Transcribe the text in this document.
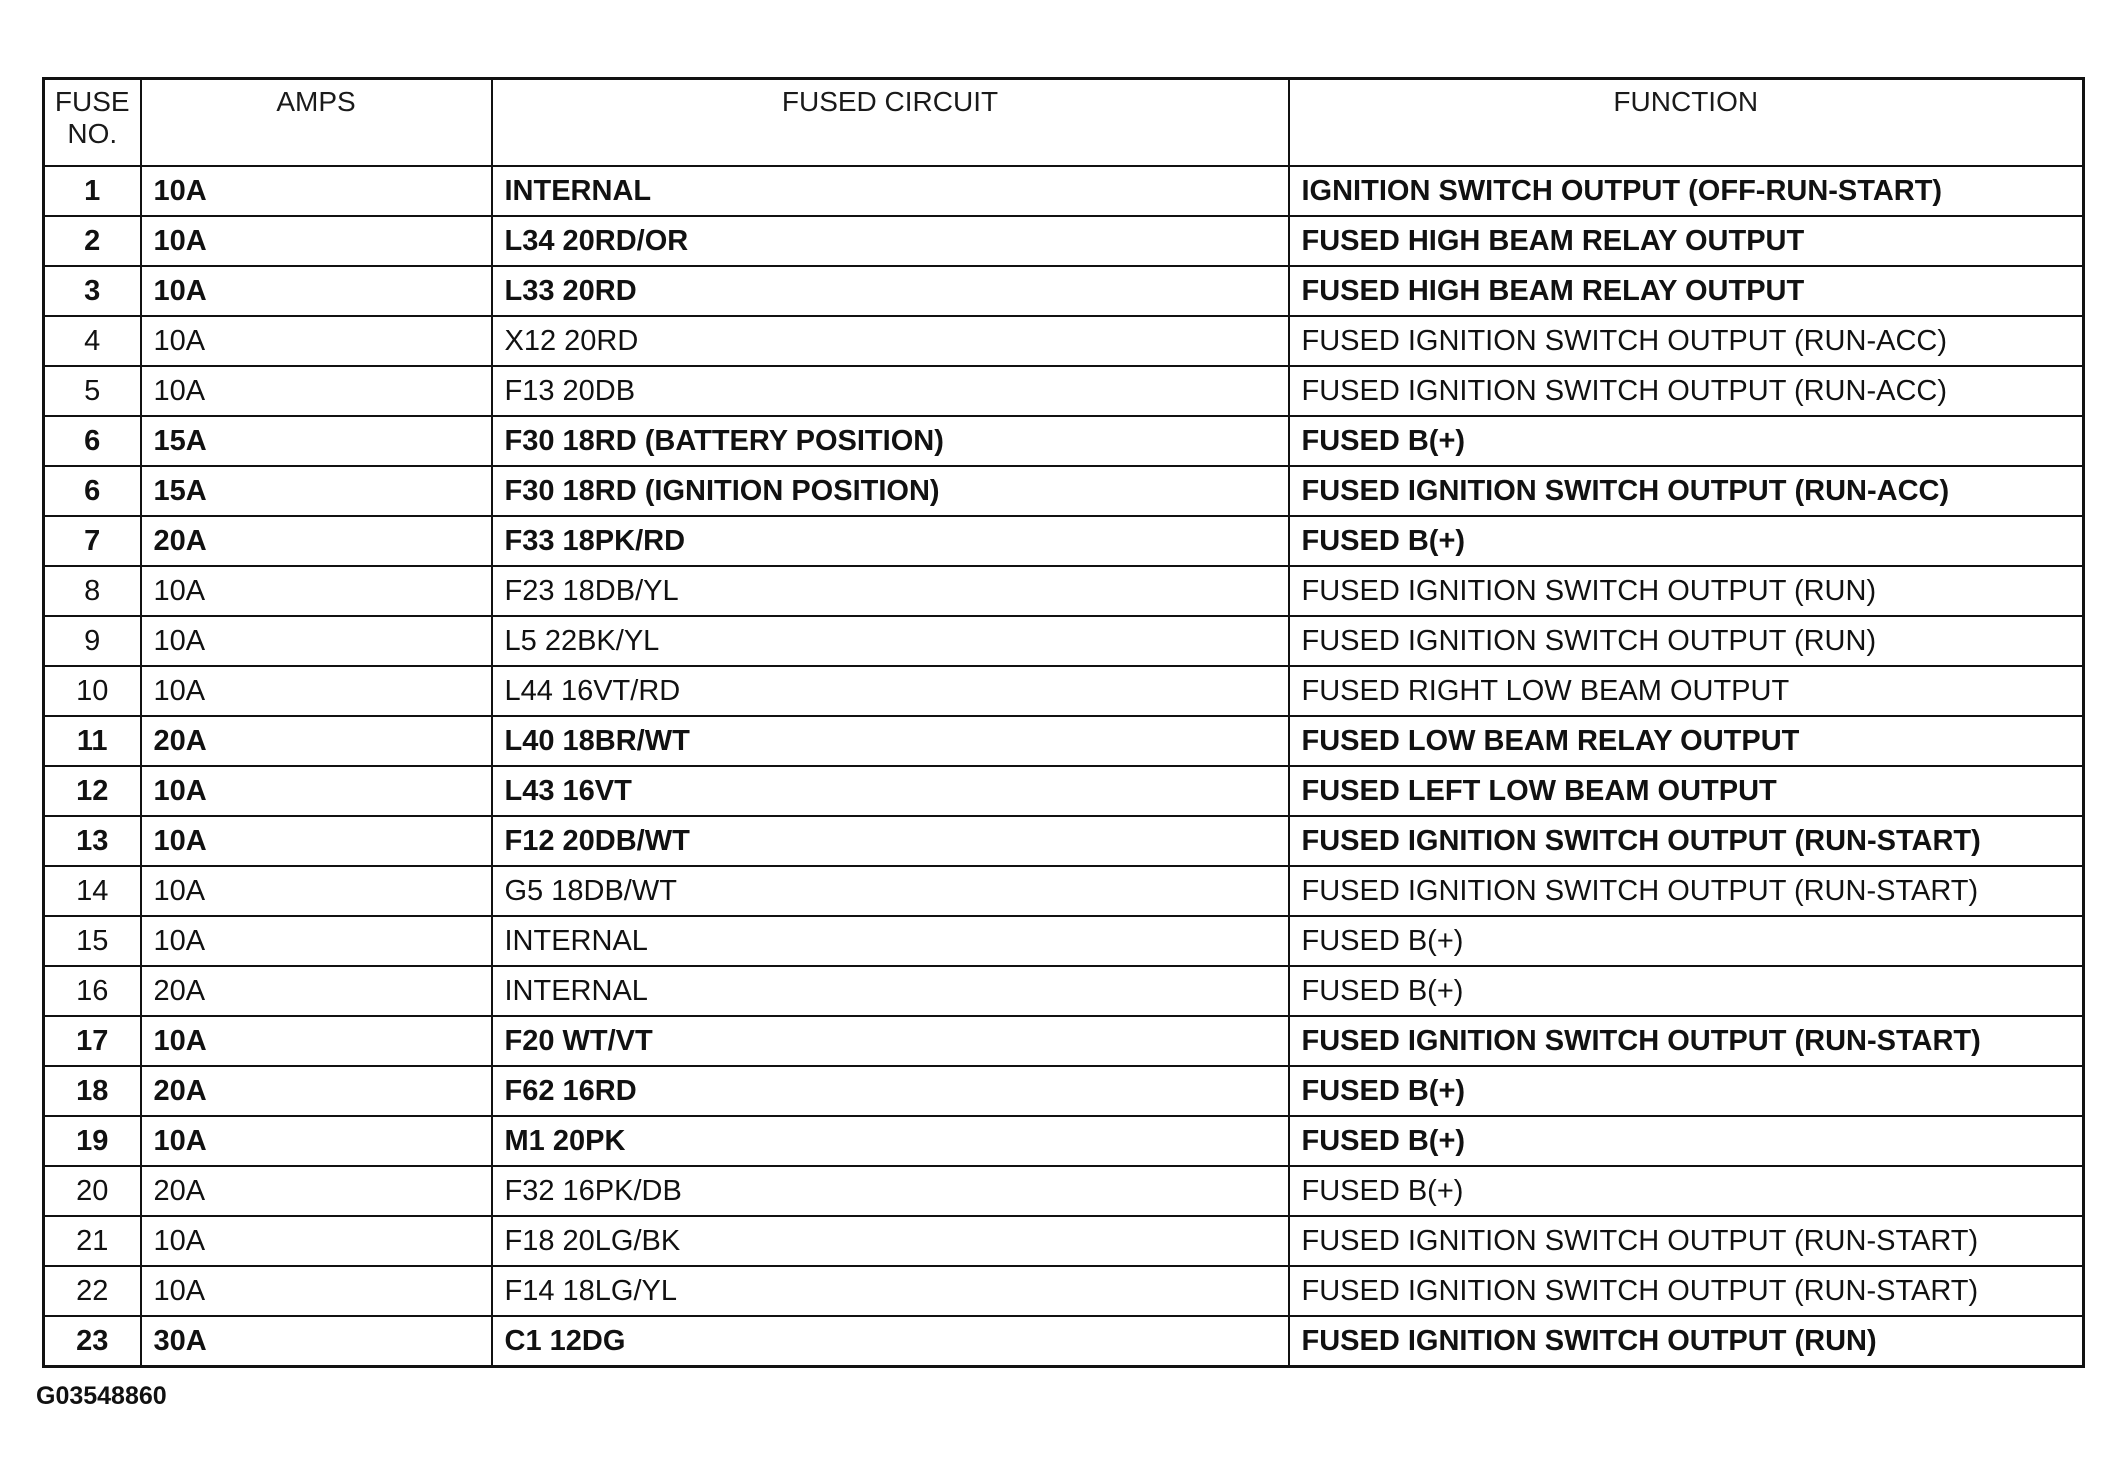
FUSE
NO.	AMPS	FUSED CIRCUIT	FUNCTION
1	10A	INTERNAL	IGNITION SWITCH OUTPUT (OFF-RUN-START)
2	10A	L34 20RD/OR	FUSED HIGH BEAM RELAY OUTPUT
3	10A	L33 20RD	FUSED HIGH BEAM RELAY OUTPUT
4	10A	X12 20RD	FUSED IGNITION SWITCH OUTPUT (RUN-ACC)
5	10A	F13 20DB	FUSED IGNITION SWITCH OUTPUT (RUN-ACC)
6	15A	F30 18RD (BATTERY POSITION)	FUSED B(+)
6	15A	F30 18RD (IGNITION POSITION)	FUSED IGNITION SWITCH OUTPUT (RUN-ACC)
7	20A	F33 18PK/RD	FUSED B(+)
8	10A	F23 18DB/YL	FUSED IGNITION SWITCH OUTPUT (RUN)
9	10A	L5 22BK/YL	FUSED IGNITION SWITCH OUTPUT (RUN)
10	10A	L44 16VT/RD	FUSED RIGHT LOW BEAM OUTPUT
11	20A	L40 18BR/WT	FUSED LOW BEAM RELAY OUTPUT
12	10A	L43 16VT	FUSED LEFT LOW BEAM OUTPUT
13	10A	F12 20DB/WT	FUSED IGNITION SWITCH OUTPUT (RUN-START)
14	10A	G5 18DB/WT	FUSED IGNITION SWITCH OUTPUT (RUN-START)
15	10A	INTERNAL	FUSED B(+)
16	20A	INTERNAL	FUSED B(+)
17	10A	F20 WT/VT	FUSED IGNITION SWITCH OUTPUT (RUN-START)
18	20A	F62 16RD	FUSED B(+)
19	10A	M1 20PK	FUSED B(+)
20	20A	F32 16PK/DB	FUSED B(+)
21	10A	F18 20LG/BK	FUSED IGNITION SWITCH OUTPUT (RUN-START)
22	10A	F14 18LG/YL	FUSED IGNITION SWITCH OUTPUT (RUN-START)
23	30A	C1 12DG	FUSED IGNITION SWITCH OUTPUT (RUN)
G03548860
-*-
Return each line of the listing that holds the string "START".

— Solution —
1	10A	INTERNAL	IGNITION SWITCH OUTPUT (OFF-RUN-START)
13	10A	F12 20DB/WT	FUSED IGNITION SWITCH OUTPUT (RUN-START)
14	10A	G5 18DB/WT	FUSED IGNITION SWITCH OUTPUT (RUN-START)
17	10A	F20 WT/VT	FUSED IGNITION SWITCH OUTPUT (RUN-START)
21	10A	F18 20LG/BK	FUSED IGNITION SWITCH OUTPUT (RUN-START)
22	10A	F14 18LG/YL	FUSED IGNITION SWITCH OUTPUT (RUN-START)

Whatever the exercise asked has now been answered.